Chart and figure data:
== == ==

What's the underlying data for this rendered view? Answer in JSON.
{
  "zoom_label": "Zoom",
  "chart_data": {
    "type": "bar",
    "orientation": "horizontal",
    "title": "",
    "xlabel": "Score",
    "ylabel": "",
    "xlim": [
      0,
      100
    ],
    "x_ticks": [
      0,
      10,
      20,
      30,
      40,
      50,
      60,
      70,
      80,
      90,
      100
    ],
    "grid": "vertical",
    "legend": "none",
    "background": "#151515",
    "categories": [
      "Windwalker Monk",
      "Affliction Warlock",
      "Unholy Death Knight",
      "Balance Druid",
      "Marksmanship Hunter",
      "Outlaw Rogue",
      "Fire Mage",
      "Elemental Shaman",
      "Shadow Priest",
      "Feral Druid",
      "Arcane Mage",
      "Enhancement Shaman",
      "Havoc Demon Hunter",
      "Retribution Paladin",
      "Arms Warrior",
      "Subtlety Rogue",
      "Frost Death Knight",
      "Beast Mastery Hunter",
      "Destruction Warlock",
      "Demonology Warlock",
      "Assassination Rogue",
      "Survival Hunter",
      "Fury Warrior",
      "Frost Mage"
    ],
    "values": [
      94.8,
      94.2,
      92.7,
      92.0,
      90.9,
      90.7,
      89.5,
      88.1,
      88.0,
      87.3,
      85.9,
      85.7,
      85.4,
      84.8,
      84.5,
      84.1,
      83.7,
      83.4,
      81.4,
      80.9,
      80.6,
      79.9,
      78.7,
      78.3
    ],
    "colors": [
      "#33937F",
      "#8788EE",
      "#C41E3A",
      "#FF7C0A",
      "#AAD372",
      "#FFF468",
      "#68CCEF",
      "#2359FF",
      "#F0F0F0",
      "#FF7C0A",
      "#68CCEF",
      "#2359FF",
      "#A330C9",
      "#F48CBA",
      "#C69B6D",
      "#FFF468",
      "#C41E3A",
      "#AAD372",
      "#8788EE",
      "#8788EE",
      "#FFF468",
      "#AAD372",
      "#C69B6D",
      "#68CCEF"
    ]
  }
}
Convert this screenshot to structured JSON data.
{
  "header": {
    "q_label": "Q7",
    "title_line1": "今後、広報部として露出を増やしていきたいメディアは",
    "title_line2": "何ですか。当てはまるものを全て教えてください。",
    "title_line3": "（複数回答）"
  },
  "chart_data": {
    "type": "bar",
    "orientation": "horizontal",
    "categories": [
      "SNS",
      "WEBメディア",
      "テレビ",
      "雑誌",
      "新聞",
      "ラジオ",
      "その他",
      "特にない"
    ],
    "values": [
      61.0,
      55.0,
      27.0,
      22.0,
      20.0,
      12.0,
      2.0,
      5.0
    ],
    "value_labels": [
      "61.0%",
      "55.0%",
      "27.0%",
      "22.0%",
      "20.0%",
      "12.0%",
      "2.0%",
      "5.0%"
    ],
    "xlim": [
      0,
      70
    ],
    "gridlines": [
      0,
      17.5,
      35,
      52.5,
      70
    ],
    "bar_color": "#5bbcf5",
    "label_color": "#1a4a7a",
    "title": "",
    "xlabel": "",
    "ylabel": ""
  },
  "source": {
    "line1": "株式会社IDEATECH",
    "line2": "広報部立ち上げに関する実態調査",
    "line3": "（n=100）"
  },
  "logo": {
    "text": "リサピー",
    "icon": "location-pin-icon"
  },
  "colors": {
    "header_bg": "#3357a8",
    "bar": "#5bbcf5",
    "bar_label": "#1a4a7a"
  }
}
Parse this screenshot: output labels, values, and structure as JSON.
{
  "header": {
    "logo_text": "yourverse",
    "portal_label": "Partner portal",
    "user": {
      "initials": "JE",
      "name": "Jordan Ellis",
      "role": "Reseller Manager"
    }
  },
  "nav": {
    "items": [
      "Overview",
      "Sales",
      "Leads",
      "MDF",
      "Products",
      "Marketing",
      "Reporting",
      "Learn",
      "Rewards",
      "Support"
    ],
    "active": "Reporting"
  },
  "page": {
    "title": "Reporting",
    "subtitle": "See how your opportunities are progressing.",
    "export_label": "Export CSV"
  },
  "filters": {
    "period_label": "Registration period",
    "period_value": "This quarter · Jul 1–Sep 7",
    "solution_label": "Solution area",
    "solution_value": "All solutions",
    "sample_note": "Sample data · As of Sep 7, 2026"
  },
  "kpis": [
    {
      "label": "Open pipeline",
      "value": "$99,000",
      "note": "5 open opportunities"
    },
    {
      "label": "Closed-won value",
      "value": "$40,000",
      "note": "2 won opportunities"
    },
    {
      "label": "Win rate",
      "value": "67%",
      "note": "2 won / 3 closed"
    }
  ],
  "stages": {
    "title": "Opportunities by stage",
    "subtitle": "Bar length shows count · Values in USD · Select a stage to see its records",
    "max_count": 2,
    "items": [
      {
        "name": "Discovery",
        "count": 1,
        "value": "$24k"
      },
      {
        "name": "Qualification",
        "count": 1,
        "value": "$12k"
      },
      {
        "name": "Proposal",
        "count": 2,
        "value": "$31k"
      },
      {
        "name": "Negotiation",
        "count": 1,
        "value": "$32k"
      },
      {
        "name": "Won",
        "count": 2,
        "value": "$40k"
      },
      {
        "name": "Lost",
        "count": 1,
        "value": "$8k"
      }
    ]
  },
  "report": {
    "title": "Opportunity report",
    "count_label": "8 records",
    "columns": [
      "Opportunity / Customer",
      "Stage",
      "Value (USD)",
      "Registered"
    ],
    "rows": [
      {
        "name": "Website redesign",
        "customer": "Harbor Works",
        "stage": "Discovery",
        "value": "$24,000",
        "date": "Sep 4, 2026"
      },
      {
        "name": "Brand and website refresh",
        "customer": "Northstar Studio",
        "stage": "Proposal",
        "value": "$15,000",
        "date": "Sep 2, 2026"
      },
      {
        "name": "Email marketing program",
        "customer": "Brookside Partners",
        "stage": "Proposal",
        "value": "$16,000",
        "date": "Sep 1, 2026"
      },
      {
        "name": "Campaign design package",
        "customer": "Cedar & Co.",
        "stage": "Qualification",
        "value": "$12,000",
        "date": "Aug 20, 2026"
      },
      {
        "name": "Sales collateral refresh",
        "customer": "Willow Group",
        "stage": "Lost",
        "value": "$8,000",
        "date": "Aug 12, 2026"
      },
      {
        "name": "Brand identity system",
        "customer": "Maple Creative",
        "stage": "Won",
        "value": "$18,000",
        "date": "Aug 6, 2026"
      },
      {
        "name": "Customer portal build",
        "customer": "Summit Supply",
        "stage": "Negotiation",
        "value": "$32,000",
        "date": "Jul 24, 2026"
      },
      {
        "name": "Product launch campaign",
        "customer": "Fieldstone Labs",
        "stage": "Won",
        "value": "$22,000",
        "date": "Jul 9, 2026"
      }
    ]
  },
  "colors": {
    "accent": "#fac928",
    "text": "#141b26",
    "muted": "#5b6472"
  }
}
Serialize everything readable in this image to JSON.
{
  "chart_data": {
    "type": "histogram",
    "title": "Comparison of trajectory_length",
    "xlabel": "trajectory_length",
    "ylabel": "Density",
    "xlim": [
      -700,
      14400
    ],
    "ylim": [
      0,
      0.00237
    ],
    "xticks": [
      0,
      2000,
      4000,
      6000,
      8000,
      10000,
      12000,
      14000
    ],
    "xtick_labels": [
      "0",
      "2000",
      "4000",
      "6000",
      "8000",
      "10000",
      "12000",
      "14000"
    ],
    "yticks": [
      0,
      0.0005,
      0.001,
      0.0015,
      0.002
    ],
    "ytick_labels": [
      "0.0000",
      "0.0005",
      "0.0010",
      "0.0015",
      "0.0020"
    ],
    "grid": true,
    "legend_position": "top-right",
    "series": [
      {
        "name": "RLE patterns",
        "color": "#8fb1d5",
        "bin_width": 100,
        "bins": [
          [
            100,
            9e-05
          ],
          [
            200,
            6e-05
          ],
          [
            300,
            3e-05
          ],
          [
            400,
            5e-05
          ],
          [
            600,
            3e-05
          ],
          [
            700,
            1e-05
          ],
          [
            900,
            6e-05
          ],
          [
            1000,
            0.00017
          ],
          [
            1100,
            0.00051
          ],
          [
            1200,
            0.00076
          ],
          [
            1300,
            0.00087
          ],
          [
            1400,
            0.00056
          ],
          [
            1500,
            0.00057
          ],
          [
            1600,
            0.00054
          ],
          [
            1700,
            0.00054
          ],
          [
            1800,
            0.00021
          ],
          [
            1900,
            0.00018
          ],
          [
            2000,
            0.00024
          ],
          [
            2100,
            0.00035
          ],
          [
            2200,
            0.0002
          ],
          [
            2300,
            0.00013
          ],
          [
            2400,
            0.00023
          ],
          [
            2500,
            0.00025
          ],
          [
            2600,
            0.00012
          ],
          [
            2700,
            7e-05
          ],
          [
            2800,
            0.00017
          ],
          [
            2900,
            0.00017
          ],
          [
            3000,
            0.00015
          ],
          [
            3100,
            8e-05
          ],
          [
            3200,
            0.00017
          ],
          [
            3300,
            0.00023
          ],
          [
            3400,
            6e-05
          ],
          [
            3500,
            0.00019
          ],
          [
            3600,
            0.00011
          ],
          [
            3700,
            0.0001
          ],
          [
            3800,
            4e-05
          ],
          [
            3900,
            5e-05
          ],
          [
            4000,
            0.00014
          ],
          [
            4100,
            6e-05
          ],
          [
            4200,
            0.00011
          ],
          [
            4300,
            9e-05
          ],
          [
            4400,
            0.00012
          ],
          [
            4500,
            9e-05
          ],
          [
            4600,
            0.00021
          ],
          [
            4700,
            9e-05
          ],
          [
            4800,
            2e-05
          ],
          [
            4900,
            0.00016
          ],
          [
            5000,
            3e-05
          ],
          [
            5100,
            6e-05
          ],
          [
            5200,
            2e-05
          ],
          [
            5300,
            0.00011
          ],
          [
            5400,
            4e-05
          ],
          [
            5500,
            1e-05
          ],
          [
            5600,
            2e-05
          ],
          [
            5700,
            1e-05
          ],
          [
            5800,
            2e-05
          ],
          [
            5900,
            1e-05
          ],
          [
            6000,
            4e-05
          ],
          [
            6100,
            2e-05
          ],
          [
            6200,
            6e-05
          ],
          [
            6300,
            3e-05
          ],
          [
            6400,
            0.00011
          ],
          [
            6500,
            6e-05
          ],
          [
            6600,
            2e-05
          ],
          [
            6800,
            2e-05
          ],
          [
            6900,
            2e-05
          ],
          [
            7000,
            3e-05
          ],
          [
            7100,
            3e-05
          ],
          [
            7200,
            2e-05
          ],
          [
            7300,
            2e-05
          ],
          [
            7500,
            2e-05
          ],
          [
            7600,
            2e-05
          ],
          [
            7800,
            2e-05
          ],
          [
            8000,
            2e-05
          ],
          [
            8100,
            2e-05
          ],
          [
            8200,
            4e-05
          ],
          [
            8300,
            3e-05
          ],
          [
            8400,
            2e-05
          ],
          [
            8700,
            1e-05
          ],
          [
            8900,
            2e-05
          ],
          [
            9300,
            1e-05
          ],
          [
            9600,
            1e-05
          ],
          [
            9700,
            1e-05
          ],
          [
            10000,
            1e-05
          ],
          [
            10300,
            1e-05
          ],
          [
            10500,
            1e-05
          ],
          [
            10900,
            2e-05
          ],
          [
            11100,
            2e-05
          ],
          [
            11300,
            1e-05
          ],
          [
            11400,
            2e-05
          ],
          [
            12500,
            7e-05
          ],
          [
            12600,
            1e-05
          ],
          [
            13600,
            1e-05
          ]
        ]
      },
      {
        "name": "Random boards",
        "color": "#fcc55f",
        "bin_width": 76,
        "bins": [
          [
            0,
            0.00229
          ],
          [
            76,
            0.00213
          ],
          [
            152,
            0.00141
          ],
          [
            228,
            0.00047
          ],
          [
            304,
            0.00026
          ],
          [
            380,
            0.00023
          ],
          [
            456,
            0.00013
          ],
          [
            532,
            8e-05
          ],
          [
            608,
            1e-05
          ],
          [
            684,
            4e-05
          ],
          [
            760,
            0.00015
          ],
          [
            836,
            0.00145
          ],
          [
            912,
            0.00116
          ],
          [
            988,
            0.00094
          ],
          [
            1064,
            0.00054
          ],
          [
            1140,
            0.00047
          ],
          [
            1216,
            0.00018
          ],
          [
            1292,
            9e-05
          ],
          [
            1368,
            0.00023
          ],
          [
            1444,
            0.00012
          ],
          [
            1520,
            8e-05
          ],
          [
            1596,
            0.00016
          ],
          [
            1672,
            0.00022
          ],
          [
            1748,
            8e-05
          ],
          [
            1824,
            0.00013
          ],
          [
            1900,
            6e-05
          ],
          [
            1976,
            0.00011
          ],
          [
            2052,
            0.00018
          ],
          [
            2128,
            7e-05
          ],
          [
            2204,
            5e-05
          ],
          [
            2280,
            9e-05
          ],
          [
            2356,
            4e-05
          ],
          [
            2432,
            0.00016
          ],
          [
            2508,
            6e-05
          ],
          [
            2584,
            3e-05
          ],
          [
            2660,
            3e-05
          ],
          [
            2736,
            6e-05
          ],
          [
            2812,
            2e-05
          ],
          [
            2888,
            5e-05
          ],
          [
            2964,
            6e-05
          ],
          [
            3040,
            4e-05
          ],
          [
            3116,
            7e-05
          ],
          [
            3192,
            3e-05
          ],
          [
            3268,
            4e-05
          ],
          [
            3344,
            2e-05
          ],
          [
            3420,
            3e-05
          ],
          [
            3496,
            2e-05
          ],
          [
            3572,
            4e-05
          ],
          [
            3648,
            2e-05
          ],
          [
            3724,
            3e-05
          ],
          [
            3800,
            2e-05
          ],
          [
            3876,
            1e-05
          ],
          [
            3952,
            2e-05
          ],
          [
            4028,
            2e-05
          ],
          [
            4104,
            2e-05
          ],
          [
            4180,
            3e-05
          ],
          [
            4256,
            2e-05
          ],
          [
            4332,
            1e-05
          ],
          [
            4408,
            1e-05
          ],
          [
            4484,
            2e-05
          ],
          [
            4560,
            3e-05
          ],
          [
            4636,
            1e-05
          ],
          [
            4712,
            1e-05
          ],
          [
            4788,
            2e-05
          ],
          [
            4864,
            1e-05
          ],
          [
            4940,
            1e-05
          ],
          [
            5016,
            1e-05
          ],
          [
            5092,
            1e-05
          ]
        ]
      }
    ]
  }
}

== == ==

(The problem)
State the number of lines in the data that include the string "Reporting", and add nothing else.

(Written answer)
3